From the listing below, return each line that includes "container".

Stored data entries
※ ※ ※

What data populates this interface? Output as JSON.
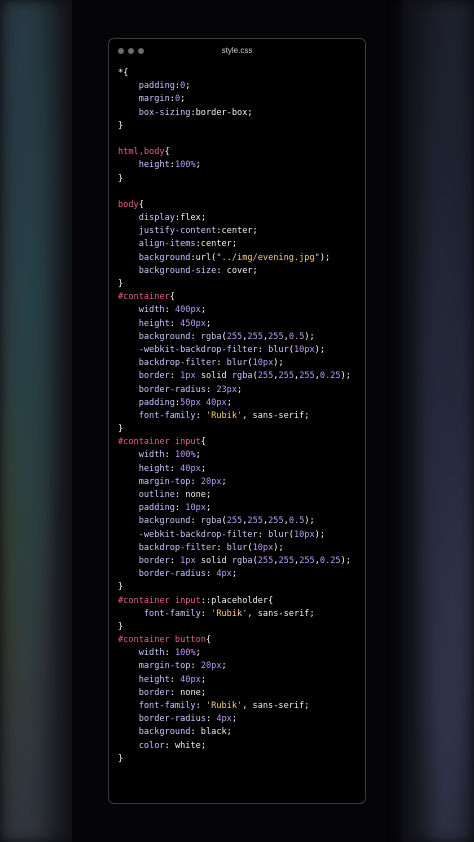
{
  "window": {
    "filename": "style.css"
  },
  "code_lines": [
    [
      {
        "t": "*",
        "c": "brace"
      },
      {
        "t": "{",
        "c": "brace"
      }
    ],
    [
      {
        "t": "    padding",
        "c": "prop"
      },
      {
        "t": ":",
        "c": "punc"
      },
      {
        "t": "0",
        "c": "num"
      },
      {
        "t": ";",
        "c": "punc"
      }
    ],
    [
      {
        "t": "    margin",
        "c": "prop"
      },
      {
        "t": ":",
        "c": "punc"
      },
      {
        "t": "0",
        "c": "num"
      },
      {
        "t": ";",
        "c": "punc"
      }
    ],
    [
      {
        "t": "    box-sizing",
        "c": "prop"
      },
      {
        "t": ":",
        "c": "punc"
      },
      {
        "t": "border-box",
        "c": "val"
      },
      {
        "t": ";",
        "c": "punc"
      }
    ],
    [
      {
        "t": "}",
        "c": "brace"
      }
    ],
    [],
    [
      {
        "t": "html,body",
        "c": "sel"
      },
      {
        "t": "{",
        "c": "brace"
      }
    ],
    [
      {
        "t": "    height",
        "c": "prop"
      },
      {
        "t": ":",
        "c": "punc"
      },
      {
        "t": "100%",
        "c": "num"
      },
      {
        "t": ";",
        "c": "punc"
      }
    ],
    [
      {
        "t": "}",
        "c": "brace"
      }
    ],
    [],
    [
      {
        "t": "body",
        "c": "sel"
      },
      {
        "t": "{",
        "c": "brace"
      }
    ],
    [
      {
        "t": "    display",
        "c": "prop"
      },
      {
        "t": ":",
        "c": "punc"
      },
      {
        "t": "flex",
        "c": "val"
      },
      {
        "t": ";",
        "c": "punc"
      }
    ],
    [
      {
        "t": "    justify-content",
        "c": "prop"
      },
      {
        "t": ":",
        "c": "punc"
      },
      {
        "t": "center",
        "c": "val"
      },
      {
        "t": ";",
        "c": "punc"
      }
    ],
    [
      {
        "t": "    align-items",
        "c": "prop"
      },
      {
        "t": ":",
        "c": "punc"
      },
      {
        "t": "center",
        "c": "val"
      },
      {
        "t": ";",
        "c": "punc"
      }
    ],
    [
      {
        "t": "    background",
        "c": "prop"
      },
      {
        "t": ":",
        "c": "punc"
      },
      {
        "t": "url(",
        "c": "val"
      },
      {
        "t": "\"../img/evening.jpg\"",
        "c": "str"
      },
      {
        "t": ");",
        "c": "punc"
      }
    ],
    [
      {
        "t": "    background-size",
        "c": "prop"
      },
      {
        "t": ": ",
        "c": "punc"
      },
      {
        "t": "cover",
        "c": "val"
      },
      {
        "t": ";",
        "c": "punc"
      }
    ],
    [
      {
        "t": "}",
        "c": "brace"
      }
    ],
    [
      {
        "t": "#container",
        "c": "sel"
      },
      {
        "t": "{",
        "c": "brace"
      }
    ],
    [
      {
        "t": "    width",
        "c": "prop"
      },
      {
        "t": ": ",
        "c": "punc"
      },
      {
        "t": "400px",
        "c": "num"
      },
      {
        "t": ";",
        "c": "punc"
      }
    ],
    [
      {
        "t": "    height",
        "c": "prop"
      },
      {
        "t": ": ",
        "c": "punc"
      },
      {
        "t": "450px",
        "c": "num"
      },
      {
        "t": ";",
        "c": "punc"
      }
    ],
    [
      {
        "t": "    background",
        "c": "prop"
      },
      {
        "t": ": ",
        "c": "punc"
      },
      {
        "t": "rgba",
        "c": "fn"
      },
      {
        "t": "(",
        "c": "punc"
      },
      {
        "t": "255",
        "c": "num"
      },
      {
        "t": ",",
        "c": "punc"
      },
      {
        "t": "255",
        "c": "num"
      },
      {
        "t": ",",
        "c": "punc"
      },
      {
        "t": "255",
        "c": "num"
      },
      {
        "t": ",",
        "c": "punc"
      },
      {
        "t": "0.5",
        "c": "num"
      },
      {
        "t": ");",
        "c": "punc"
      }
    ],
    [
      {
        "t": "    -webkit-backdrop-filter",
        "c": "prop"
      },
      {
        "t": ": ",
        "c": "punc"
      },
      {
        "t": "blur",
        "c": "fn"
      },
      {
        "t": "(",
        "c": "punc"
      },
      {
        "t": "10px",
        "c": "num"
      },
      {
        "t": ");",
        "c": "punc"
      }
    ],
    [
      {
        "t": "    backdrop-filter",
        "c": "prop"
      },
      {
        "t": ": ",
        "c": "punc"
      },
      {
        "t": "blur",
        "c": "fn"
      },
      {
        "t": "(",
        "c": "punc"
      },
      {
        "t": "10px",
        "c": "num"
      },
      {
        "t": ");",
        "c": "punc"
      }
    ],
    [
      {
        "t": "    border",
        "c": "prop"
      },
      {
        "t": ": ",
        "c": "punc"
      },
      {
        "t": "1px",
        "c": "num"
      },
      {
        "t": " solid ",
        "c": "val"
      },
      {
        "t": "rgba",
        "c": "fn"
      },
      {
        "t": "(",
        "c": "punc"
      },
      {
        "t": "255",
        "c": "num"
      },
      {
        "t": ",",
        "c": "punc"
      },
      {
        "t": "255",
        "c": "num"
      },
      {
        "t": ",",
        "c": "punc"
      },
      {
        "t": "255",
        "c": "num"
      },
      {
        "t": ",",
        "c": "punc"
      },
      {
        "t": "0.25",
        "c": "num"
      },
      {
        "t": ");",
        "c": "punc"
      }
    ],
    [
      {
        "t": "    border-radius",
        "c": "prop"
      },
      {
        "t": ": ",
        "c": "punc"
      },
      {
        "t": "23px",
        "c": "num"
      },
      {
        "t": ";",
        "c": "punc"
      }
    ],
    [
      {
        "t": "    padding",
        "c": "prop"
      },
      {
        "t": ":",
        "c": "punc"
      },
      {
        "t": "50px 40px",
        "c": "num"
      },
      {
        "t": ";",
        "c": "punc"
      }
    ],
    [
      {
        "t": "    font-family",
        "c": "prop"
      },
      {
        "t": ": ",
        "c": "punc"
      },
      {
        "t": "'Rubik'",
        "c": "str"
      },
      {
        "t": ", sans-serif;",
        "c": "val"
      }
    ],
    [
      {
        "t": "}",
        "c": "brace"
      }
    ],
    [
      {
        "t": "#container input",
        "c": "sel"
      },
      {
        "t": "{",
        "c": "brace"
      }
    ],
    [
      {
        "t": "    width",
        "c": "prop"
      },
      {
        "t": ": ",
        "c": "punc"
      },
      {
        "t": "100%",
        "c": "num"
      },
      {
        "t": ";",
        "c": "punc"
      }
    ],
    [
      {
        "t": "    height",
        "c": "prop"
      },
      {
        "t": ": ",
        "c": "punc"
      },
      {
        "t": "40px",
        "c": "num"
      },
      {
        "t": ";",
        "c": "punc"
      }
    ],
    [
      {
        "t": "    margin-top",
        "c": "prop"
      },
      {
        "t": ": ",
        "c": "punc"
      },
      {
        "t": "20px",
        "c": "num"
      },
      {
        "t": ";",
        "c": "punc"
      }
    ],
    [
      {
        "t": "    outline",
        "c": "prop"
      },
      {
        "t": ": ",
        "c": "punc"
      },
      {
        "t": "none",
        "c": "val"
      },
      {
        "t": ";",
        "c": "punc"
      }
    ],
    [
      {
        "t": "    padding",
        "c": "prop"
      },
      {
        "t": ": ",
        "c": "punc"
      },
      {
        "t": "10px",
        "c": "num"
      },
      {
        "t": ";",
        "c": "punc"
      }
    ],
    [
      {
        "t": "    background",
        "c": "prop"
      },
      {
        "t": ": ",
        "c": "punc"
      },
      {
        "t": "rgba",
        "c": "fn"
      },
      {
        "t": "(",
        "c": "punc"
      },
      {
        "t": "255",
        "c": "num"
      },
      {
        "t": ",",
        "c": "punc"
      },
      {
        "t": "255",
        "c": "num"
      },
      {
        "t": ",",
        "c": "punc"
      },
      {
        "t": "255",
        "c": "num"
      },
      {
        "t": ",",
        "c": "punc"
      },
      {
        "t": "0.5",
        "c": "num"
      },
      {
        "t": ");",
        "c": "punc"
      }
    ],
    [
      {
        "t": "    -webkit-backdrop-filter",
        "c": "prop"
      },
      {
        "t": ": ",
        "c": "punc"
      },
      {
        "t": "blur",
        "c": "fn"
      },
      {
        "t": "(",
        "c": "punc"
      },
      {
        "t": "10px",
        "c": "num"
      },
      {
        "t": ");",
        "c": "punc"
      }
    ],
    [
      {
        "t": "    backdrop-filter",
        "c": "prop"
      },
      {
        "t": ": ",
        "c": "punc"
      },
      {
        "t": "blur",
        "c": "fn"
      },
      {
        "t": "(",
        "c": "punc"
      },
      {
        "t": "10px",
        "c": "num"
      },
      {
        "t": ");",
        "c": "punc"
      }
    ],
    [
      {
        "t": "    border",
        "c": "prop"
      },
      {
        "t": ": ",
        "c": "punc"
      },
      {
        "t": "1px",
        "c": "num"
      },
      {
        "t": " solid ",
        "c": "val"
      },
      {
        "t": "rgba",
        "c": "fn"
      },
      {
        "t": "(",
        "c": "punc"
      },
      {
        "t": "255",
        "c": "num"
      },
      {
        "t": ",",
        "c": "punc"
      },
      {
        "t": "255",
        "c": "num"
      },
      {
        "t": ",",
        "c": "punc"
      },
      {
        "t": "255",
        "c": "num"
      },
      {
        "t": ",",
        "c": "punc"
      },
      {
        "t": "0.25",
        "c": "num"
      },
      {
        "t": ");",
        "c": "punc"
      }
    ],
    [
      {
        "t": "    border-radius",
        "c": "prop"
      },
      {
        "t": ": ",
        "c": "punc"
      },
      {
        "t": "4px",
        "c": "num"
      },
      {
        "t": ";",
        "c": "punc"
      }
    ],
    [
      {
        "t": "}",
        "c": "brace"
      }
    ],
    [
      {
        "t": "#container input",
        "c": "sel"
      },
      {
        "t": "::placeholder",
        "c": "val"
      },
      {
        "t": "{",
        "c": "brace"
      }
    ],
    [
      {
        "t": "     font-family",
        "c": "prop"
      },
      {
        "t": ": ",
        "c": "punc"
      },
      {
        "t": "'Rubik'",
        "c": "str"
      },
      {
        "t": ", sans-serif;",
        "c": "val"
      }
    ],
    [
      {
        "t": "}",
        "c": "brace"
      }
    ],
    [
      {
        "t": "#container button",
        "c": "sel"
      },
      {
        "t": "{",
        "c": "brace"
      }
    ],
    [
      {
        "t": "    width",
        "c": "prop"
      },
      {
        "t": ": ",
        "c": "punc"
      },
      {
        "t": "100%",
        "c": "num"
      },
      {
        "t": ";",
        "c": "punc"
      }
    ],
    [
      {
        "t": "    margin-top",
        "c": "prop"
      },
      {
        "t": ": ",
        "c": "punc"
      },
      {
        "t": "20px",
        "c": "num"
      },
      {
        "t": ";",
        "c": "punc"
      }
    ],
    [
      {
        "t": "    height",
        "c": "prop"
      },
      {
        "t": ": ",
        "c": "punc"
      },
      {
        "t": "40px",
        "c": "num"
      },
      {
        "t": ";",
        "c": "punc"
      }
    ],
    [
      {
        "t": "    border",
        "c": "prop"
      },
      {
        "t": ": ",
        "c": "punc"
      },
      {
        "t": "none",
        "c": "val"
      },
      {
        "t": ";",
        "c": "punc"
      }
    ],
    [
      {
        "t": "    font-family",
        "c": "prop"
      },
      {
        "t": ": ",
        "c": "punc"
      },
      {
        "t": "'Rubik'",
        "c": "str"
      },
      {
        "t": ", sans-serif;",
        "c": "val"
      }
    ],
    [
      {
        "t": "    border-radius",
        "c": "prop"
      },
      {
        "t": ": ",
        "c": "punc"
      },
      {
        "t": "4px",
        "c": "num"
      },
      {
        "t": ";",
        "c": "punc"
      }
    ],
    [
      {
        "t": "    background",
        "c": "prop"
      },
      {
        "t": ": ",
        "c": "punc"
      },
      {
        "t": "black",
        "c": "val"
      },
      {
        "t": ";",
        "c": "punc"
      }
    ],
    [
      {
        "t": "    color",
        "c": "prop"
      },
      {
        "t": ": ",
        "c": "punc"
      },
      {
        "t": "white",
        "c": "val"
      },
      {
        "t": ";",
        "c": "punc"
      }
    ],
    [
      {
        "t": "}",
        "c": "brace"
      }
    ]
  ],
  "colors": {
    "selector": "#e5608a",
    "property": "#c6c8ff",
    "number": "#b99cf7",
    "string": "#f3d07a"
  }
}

※ ※ ※

> Exercise answer
        "t": "#container",
        "t": "#container input",
        "t": "#container input",
        "t": "#container button",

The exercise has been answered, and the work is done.